**GIVEN PROBLEM**
Gather all lines in the data that hold the string "Mode".
═══ STORED RECORDS ═══
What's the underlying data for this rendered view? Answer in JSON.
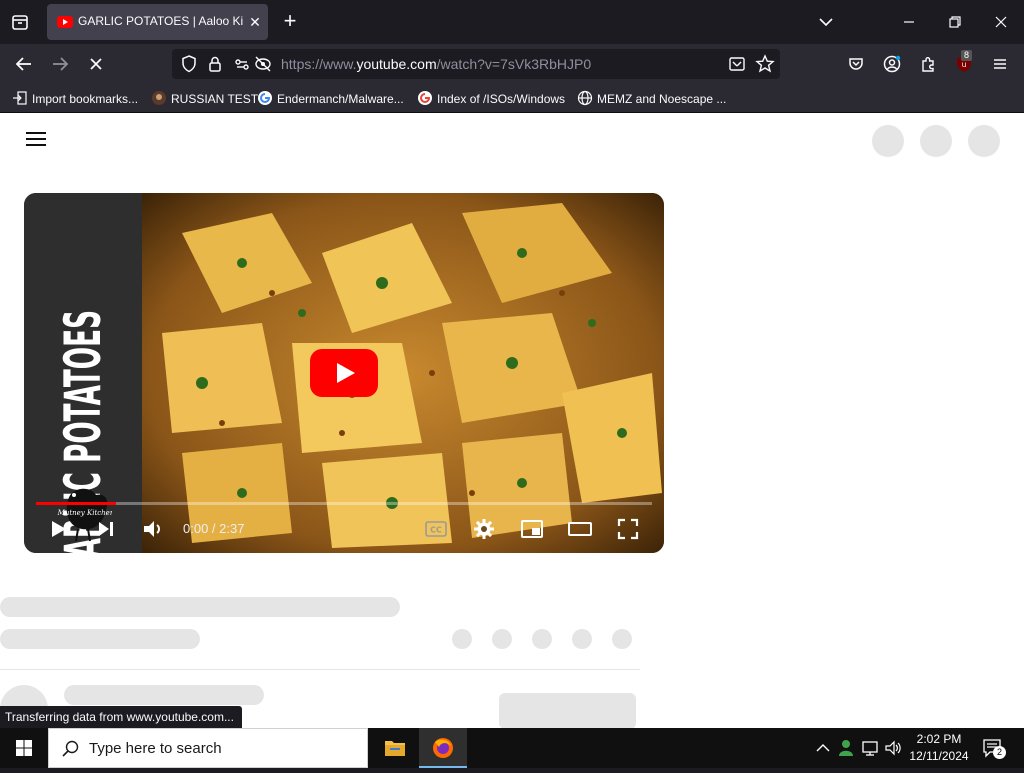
{
  "browser": {
    "tab": {
      "title": "GARLIC POTATOES | Aaloo Ki Bu"
    },
    "url": {
      "scheme": "https://www.",
      "host": "youtube.com",
      "path": "/watch?v=7sVk3RbHJP0"
    },
    "extension_badge": "8",
    "bookmarks": [
      {
        "label": "Import bookmarks...",
        "icon": "import-icon"
      },
      {
        "label": "RUSSIAN TEST",
        "icon": "site-favicon"
      },
      {
        "label": "Endermanch/Malware...",
        "icon": "google-icon"
      },
      {
        "label": "Index of /ISOs/Windows",
        "icon": "google-icon"
      },
      {
        "label": "MEMZ and Noescape ...",
        "icon": "globe-icon"
      }
    ]
  },
  "player": {
    "thumbnail_text": "GARLIC POTATOES",
    "watermark_text": "Mutney Kitchen",
    "time": "0:00 / 2:37",
    "cc_label": "CC",
    "progress": 0.13
  },
  "status_tip": "Transferring data from www.youtube.com...",
  "taskbar": {
    "search_placeholder": "Type here to search",
    "clock_time": "2:02 PM",
    "clock_date": "12/11/2024",
    "notification_count": "2"
  },
  "colors": {
    "accent": "#ff0000",
    "chrome_dark": "#1c1b22",
    "toolbar": "#2b2a33",
    "skeleton": "#e5e5e5"
  }
}
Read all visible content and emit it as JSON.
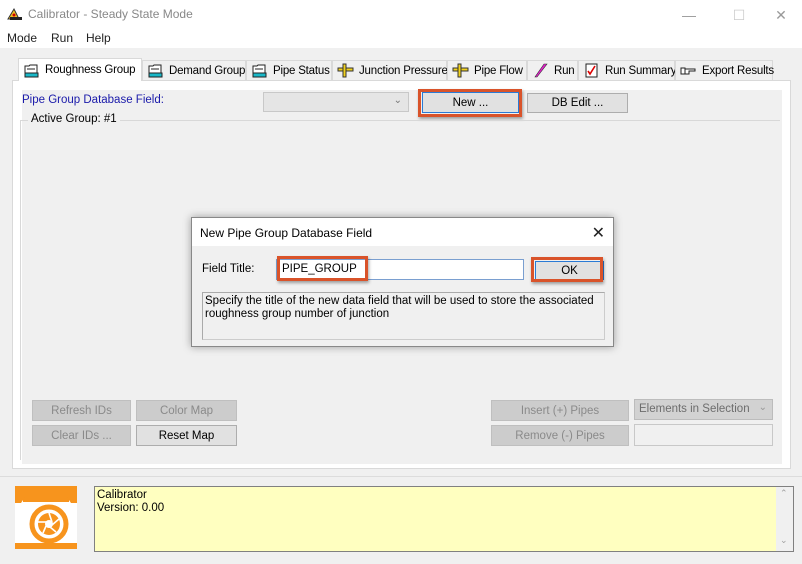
{
  "window": {
    "title": "Calibrator - Steady State Mode",
    "controls": {
      "minimize": "—",
      "maximize": "☐",
      "close": "✕"
    }
  },
  "menu": [
    "Mode",
    "Run",
    "Help"
  ],
  "tabs": [
    {
      "label": "Roughness Group",
      "icon": "folder-icon",
      "active": true
    },
    {
      "label": "Demand Group",
      "icon": "folder-icon",
      "active": false
    },
    {
      "label": "Pipe Status",
      "icon": "folder-icon",
      "active": false
    },
    {
      "label": "Junction Pressure",
      "icon": "ruler-icon",
      "active": false
    },
    {
      "label": "Pipe Flow",
      "icon": "ruler-icon",
      "active": false
    },
    {
      "label": "Run",
      "icon": "lightning-icon",
      "active": false
    },
    {
      "label": "Run Summary",
      "icon": "checklist-icon",
      "active": false
    },
    {
      "label": "Export Results",
      "icon": "pointing-hand-icon",
      "active": false
    }
  ],
  "roughness": {
    "db_field_label": "Pipe Group Database Field:",
    "db_field_value": "",
    "new_button": "New ...",
    "db_edit_button": "DB Edit ...",
    "active_group_label": "Active Group: #1",
    "refresh_ids": "Refresh IDs",
    "color_map": "Color Map",
    "clear_ids": "Clear IDs ...",
    "reset_map": "Reset Map",
    "insert_pipes": "Insert (+) Pipes",
    "remove_pipes": "Remove (-) Pipes",
    "selection_combo": "Elements in Selection",
    "selection_input": ""
  },
  "dialog": {
    "title": "New Pipe Group Database Field",
    "close": "✕",
    "field_label": "Field Title:",
    "field_value": "PIPE_GROUP",
    "ok_button": "OK",
    "description": "Specify the title of the new data field that will be used to store the associated roughness group number of junction"
  },
  "info_panel": {
    "line1": "Calibrator",
    "line2": "Version: 0.00"
  },
  "colors": {
    "highlight": "#d9532a",
    "info_bg": "#ffffc0",
    "logo_orange": "#f7941d",
    "label_blue": "#1a1aaa"
  }
}
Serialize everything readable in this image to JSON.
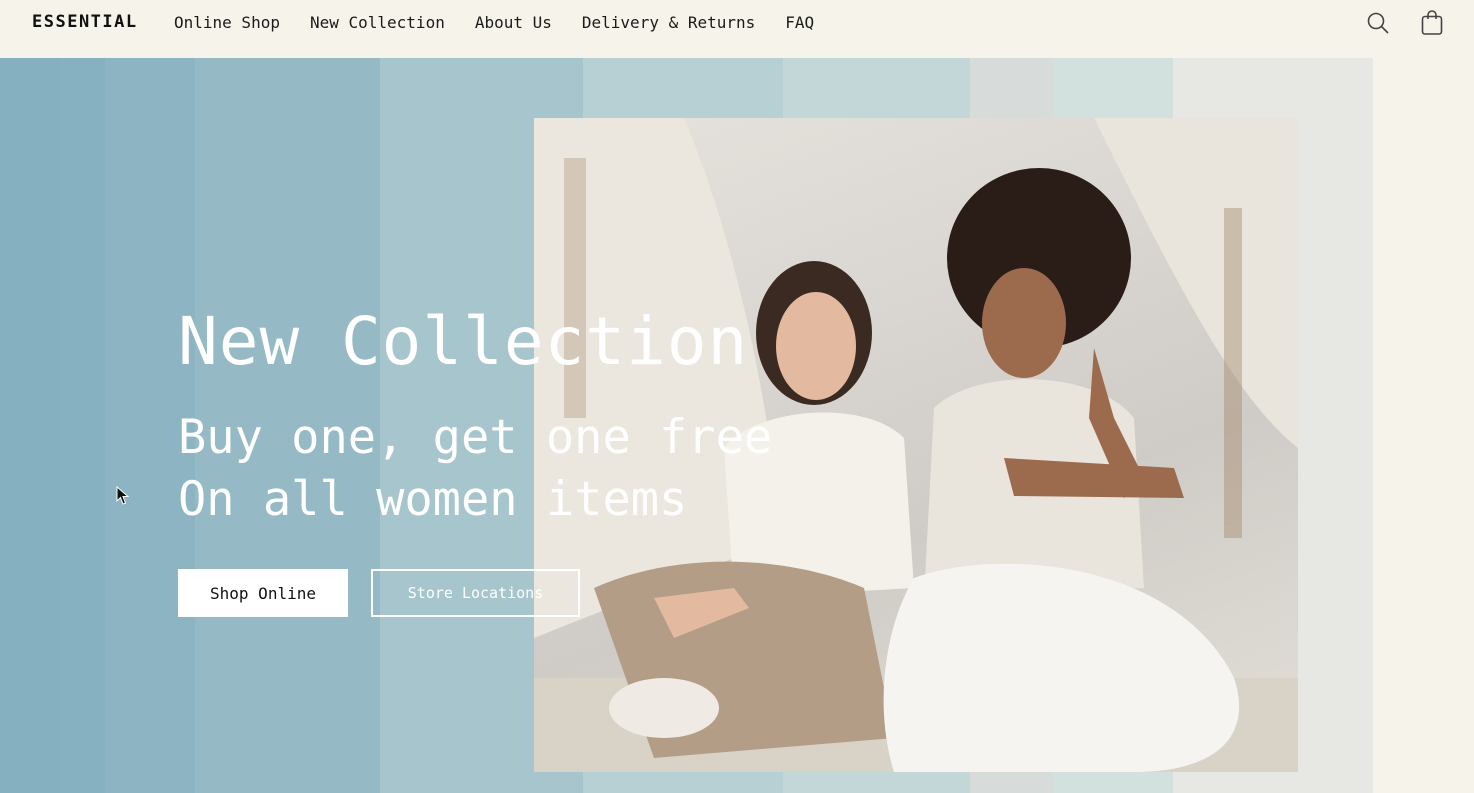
{
  "brand": "ESSENTIAL",
  "nav": {
    "items": [
      {
        "label": "Online Shop"
      },
      {
        "label": "New Collection"
      },
      {
        "label": "About Us"
      },
      {
        "label": "Delivery & Returns"
      },
      {
        "label": "FAQ"
      }
    ]
  },
  "header_icons": [
    "search-icon",
    "shopping-bag-icon"
  ],
  "hero": {
    "title": "New Collection",
    "subtitle_line1": "Buy one, get one free",
    "subtitle_line2": "On all women items",
    "primary_button": "Shop Online",
    "secondary_button": "Store Locations"
  },
  "colors": {
    "page_background": "#f5f3ea",
    "hero_left": "#86b1c0",
    "hero_mid": "#a7c6cd",
    "hero_right": "#e7e8e4",
    "text_light": "#ffffff",
    "text_dark": "#111111"
  }
}
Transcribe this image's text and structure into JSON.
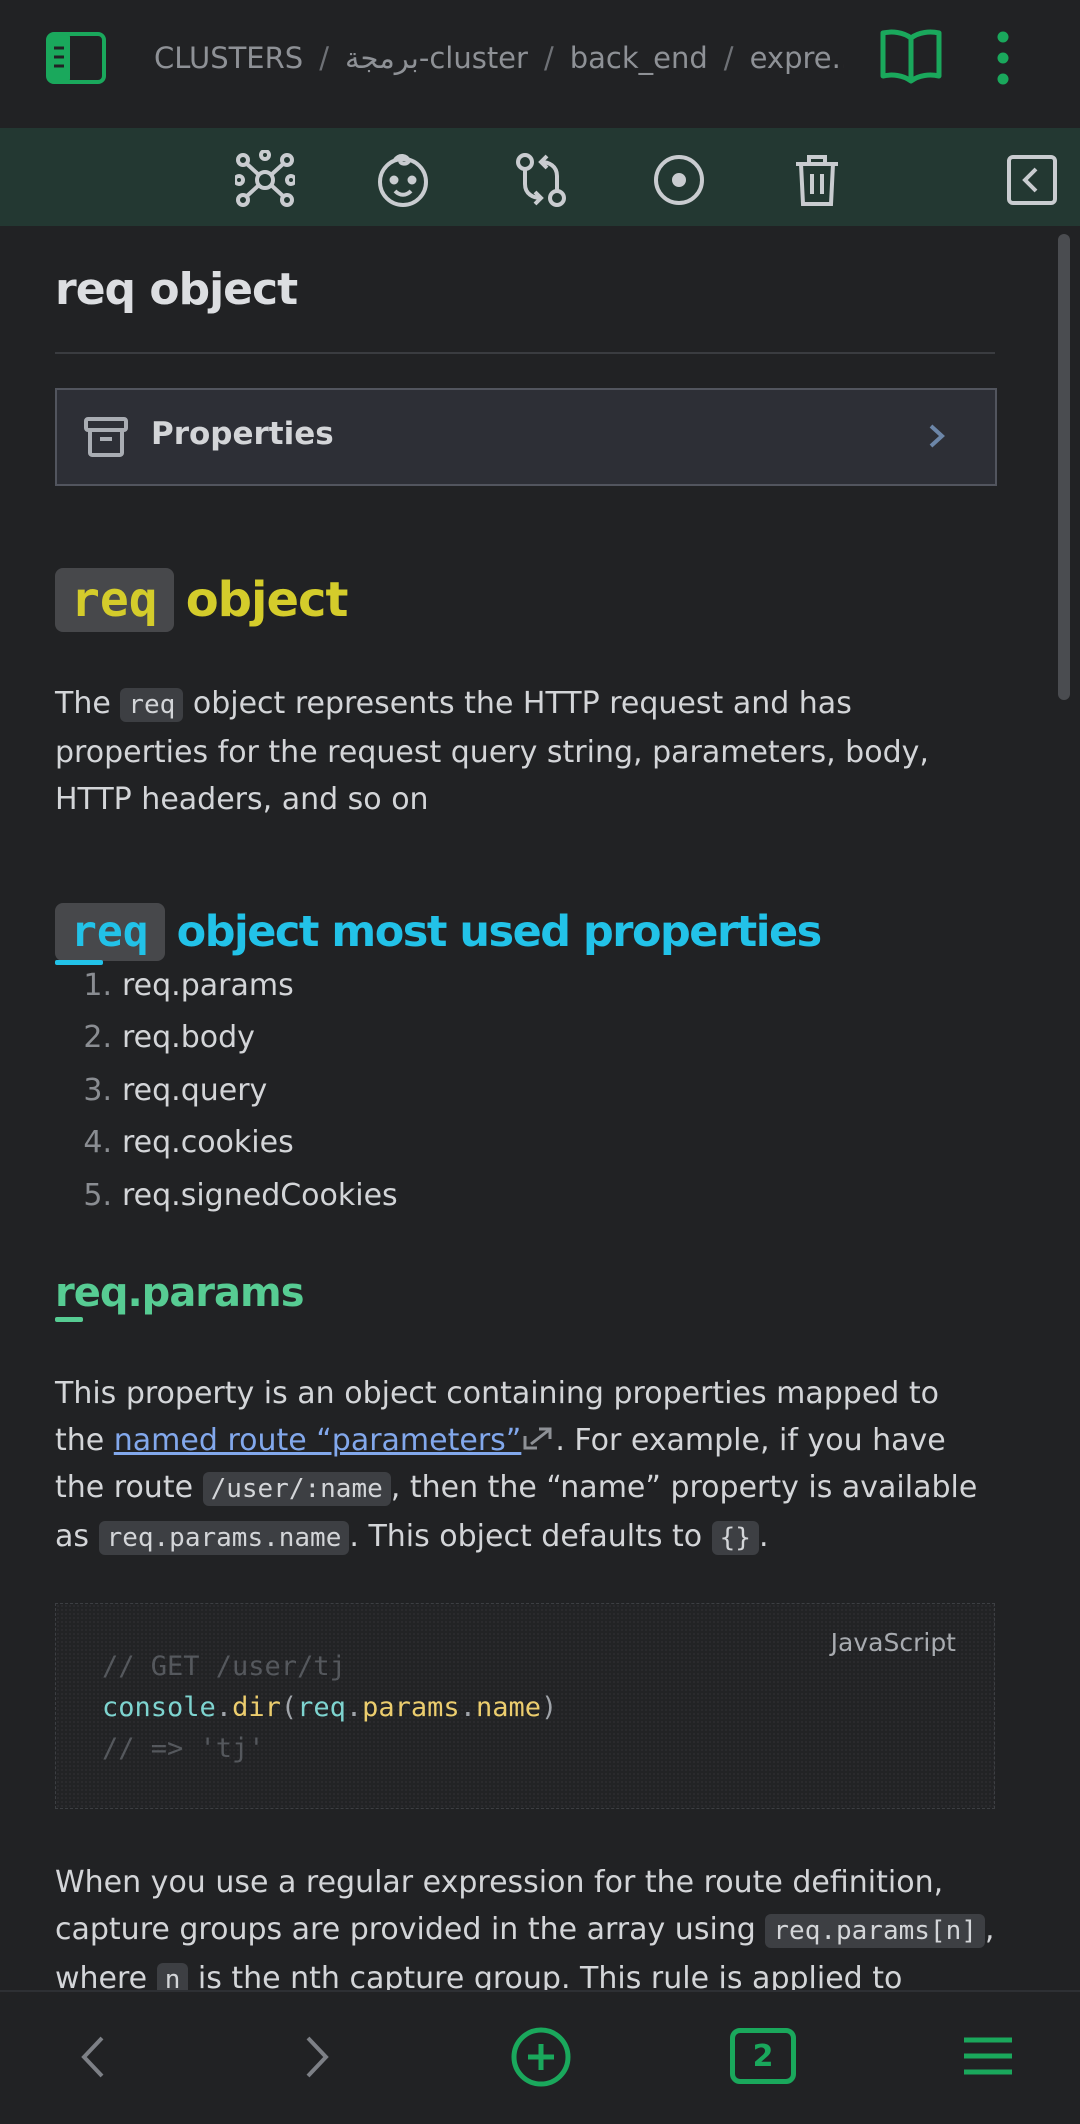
{
  "breadcrumb": {
    "items": [
      "CLUSTERS",
      "برمجة-cluster",
      "back_end",
      "expre..."
    ]
  },
  "colors": {
    "accent": "#1aa85c",
    "toolbar_bg": "#233832",
    "h1": "#d4cc2b",
    "h2": "#22c2e8",
    "h3": "#57cc93"
  },
  "toolbar": {
    "icons": [
      "graph-icon",
      "face-icon",
      "git-compare-icon",
      "record-icon",
      "trash-icon",
      "collapse-left-icon"
    ]
  },
  "page": {
    "title": "req object",
    "properties_label": "Properties"
  },
  "section1": {
    "chip": "req",
    "heading": "object",
    "para_pre": "The ",
    "para_chip": "req",
    "para_post": " object represents the HTTP request and has properties for the request query string, parameters, body, HTTP headers, and so on"
  },
  "section2": {
    "chip": "req",
    "heading": "object most used properties",
    "items": [
      "req.params",
      "req.body",
      "req.query",
      "req.cookies",
      "req.signedCookies"
    ]
  },
  "section3": {
    "heading": "req.params",
    "p1_a": "This property is an object containing properties mapped to the ",
    "p1_link": "named route “parameters”",
    "p1_b": ". For example, if you have the route ",
    "p1_chip1": "/user/:name",
    "p1_c": ", then the “name” property is available as ",
    "p1_chip2": "req.params.name",
    "p1_d": ". This object defaults to ",
    "p1_chip3": "{}",
    "p1_e": "."
  },
  "code": {
    "language": "JavaScript",
    "line1": "// GET /user/tj",
    "l2_obj": "console",
    "l2_dot1": ".",
    "l2_fn": "dir",
    "l2_paren1": "(",
    "l2_a": "req",
    "l2_dot2": ".",
    "l2_b": "params",
    "l2_dot3": ".",
    "l2_c": "name",
    "l2_paren2": ")",
    "line3": "// => 'tj'"
  },
  "section4": {
    "p_a": "When you use a regular expression for the route definition, capture groups are provided in the array using ",
    "p_chip1": "req.params[n]",
    "p_b": ", where ",
    "p_chip2": "n",
    "p_c": " is the nth capture group. This rule is applied to"
  },
  "bottom": {
    "tabs_count": "2"
  }
}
═══
**ANSWER BELOW**
    "title": "Calibrator - Steady State Mode",
    "Mode",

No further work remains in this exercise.